┌──

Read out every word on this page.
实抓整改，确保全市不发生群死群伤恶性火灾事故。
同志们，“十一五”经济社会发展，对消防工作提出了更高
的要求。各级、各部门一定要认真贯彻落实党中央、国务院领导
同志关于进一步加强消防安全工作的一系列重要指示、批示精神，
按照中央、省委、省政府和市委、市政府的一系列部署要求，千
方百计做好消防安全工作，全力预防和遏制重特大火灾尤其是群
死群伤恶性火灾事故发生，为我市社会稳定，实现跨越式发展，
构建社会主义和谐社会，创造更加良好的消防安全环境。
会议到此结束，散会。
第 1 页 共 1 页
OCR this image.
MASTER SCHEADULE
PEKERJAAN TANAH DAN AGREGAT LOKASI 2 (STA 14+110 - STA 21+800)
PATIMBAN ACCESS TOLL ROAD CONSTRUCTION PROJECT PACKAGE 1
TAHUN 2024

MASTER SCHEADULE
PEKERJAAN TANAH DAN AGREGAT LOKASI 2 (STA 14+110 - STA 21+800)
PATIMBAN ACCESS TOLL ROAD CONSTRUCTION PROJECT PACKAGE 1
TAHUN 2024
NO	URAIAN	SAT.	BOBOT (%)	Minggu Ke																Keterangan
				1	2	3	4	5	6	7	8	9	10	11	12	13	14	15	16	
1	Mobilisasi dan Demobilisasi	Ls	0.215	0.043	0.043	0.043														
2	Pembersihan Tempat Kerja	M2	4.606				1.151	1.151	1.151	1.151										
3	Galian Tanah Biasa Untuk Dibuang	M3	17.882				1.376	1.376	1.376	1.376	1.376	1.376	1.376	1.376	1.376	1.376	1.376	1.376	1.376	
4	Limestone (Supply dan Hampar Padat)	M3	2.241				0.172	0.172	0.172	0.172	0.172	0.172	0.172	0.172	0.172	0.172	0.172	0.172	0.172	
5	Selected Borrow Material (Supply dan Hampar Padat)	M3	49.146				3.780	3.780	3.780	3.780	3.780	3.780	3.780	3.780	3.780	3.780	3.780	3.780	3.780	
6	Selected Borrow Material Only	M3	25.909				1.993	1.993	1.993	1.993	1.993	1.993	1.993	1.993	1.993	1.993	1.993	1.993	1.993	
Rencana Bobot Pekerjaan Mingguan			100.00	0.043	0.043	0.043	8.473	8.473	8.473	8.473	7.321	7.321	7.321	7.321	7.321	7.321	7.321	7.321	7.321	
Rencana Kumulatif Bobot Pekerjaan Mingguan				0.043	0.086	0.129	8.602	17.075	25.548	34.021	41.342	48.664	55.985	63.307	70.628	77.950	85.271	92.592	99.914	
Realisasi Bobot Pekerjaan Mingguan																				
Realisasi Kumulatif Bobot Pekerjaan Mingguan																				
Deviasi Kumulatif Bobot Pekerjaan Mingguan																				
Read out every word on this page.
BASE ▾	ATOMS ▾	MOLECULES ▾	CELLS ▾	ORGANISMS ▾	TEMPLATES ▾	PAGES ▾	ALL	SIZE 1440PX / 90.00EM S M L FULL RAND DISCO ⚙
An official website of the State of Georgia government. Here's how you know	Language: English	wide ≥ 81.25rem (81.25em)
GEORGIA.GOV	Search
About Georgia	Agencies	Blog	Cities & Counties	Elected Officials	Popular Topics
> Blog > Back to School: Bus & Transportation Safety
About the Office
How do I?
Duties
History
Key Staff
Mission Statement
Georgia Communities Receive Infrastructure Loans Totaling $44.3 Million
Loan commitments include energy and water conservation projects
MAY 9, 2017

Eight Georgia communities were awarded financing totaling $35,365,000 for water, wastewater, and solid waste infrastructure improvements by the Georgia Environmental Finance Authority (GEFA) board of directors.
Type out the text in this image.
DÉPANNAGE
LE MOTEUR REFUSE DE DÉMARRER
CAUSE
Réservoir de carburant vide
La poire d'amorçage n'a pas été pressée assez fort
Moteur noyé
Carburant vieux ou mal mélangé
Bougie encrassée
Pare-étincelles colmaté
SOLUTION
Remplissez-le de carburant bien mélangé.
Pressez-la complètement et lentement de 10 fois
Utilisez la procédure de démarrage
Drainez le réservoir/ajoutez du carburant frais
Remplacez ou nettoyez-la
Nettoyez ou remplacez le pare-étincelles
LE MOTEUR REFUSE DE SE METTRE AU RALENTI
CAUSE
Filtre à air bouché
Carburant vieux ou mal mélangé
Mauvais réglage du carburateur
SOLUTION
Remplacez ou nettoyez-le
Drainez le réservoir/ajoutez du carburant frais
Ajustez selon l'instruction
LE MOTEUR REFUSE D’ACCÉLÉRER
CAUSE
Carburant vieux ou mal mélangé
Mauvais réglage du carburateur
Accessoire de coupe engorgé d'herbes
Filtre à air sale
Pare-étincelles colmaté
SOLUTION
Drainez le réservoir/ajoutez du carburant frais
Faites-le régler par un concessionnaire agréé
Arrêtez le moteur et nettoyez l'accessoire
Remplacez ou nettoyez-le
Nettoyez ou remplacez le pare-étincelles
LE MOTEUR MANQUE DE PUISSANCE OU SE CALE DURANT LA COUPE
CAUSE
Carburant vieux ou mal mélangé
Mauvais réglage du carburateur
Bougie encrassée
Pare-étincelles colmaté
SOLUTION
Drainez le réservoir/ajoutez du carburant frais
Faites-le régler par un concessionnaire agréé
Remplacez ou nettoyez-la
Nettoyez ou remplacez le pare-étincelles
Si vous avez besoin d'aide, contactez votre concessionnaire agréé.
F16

└──

-- Do this --
Write out every entry word for word.

-- Task response --
Read out every word on this page.
实抓整改，确保全市不发生群死群伤恶性火灾事故。
同志们，“十一五”经济社会发展，对消防工作提出了更高
的要求。各级、各部门一定要认真贯彻落实党中央、国务院领导
同志关于进一步加强消防安全工作的一系列重要指示、批示精神，
按照中央、省委、省政府和市委、市政府的一系列部署要求，千
方百计做好消防安全工作，全力预防和遏制重特大火灾尤其是群
死群伤恶性火灾事故发生，为我市社会稳定，实现跨越式发展，
构建社会主义和谐社会，创造更加良好的消防安全环境。
会议到此结束，散会。
第 1 页 共 1 页
OCR this image.
MASTER SCHEADULE
PEKERJAAN TANAH DAN AGREGAT LOKASI 2 (STA 14+110 - STA 21+800)
PATIMBAN ACCESS TOLL ROAD CONSTRUCTION PROJECT PACKAGE 1
TAHUN 2024

MASTER SCHEADULE
PEKERJAAN TANAH DAN AGREGAT LOKASI 2 (STA 14+110 - STA 21+800)
PATIMBAN ACCESS TOLL ROAD CONSTRUCTION PROJECT PACKAGE 1
TAHUN 2024
NO	URAIAN	SAT.	BOBOT (%)	Minggu Ke																Keterangan
				1	2	3	4	5	6	7	8	9	10	11	12	13	14	15	16	
1	Mobilisasi dan Demobilisasi	Ls	0.215	0.043	0.043	0.043														
2	Pembersihan Tempat Kerja	M2	4.606				1.151	1.151	1.151	1.151										
3	Galian Tanah Biasa Untuk Dibuang	M3	17.882				1.376	1.376	1.376	1.376	1.376	1.376	1.376	1.376	1.376	1.376	1.376	1.376	1.376	
4	Limestone (Supply dan Hampar Padat)	M3	2.241				0.172	0.172	0.172	0.172	0.172	0.172	0.172	0.172	0.172	0.172	0.172	0.172	0.172	
5	Selected Borrow Material (Supply dan Hampar Padat)	M3	49.146				3.780	3.780	3.780	3.780	3.780	3.780	3.780	3.780	3.780	3.780	3.780	3.780	3.780	
6	Selected Borrow Material Only	M3	25.909				1.993	1.993	1.993	1.993	1.993	1.993	1.993	1.993	1.993	1.993	1.993	1.993	1.993	
Rencana Bobot Pekerjaan Mingguan			100.00	0.043	0.043	0.043	8.473	8.473	8.473	8.473	7.321	7.321	7.321	7.321	7.321	7.321	7.321	7.321	7.321	
Rencana Kumulatif Bobot Pekerjaan Mingguan				0.043	0.086	0.129	8.602	17.075	25.548	34.021	41.342	48.664	55.985	63.307	70.628	77.950	85.271	92.592	99.914	
Realisasi Bobot Pekerjaan Mingguan																				
Realisasi Kumulatif Bobot Pekerjaan Mingguan																				
Deviasi Kumulatif Bobot Pekerjaan Mingguan																				
Read out every word on this page.
BASE ▾	ATOMS ▾	MOLECULES ▾	CELLS ▾	ORGANISMS ▾	TEMPLATES ▾	PAGES ▾	ALL	SIZE 1440PX / 90.00EM S M L FULL RAND DISCO ⚙
An official website of the State of Georgia government. Here's how you know	Language: English	wide ≥ 81.25rem (81.25em)
GEORGIA.GOV	Search
About Georgia	Agencies	Blog	Cities & Counties	Elected Officials	Popular Topics
> Blog > Back to School: Bus & Transportation Safety
About the Office
How do I?
Duties
History
Key Staff
Mission Statement
Georgia Communities Receive Infrastructure Loans Totaling $44.3 Million
Loan commitments include energy and water conservation projects
MAY 9, 2017

Eight Georgia communities were awarded financing totaling $35,365,000 for water, wastewater, and solid waste infrastructure improvements by the Georgia Environmental Finance Authority (GEFA) board of directors.
Type out the text in this image.
DÉPANNAGE
LE MOTEUR REFUSE DE DÉMARRER
CAUSE
Réservoir de carburant vide
La poire d'amorçage n'a pas été pressée assez fort
Moteur noyé
Carburant vieux ou mal mélangé
Bougie encrassée
Pare-étincelles colmaté
SOLUTION
Remplissez-le de carburant bien mélangé.
Pressez-la complètement et lentement de 10 fois
Utilisez la procédure de démarrage
Drainez le réservoir/ajoutez du carburant frais
Remplacez ou nettoyez-la
Nettoyez ou remplacez le pare-étincelles
LE MOTEUR REFUSE DE SE METTRE AU RALENTI
CAUSE
Filtre à air bouché
Carburant vieux ou mal mélangé
Mauvais réglage du carburateur
SOLUTION
Remplacez ou nettoyez-le
Drainez le réservoir/ajoutez du carburant frais
Ajustez selon l'instruction
LE MOTEUR REFUSE D’ACCÉLÉRER
CAUSE
Carburant vieux ou mal mélangé
Mauvais réglage du carburateur
Accessoire de coupe engorgé d'herbes
Filtre à air sale
Pare-étincelles colmaté
SOLUTION
Drainez le réservoir/ajoutez du carburant frais
Faites-le régler par un concessionnaire agréé
Arrêtez le moteur et nettoyez l'accessoire
Remplacez ou nettoyez-le
Nettoyez ou remplacez le pare-étincelles
LE MOTEUR MANQUE DE PUISSANCE OU SE CALE DURANT LA COUPE
CAUSE
Carburant vieux ou mal mélangé
Mauvais réglage du carburateur
Bougie encrassée
Pare-étincelles colmaté
SOLUTION
Drainez le réservoir/ajoutez du carburant frais
Faites-le régler par un concessionnaire agréé
Remplacez ou nettoyez-la
Nettoyez ou remplacez le pare-étincelles
Si vous avez besoin d'aide, contactez votre concessionnaire agréé.
F16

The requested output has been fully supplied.